-------- Given information

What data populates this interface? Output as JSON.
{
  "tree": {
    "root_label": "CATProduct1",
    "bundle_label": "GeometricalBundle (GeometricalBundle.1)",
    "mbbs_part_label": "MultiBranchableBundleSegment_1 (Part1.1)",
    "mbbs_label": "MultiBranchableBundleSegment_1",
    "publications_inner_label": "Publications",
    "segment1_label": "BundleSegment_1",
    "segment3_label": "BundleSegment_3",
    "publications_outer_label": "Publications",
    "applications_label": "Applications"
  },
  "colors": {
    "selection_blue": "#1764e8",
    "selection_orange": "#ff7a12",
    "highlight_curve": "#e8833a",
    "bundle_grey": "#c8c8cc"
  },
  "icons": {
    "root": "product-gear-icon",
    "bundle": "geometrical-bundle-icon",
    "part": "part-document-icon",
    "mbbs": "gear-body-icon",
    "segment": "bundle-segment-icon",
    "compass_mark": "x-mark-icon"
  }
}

----------------

--- What is needed ---
Reproduce each line holding the word "Publications".

--- Worked solution ---
    "publications_inner_label": "Publications",
    "publications_outer_label": "Publications",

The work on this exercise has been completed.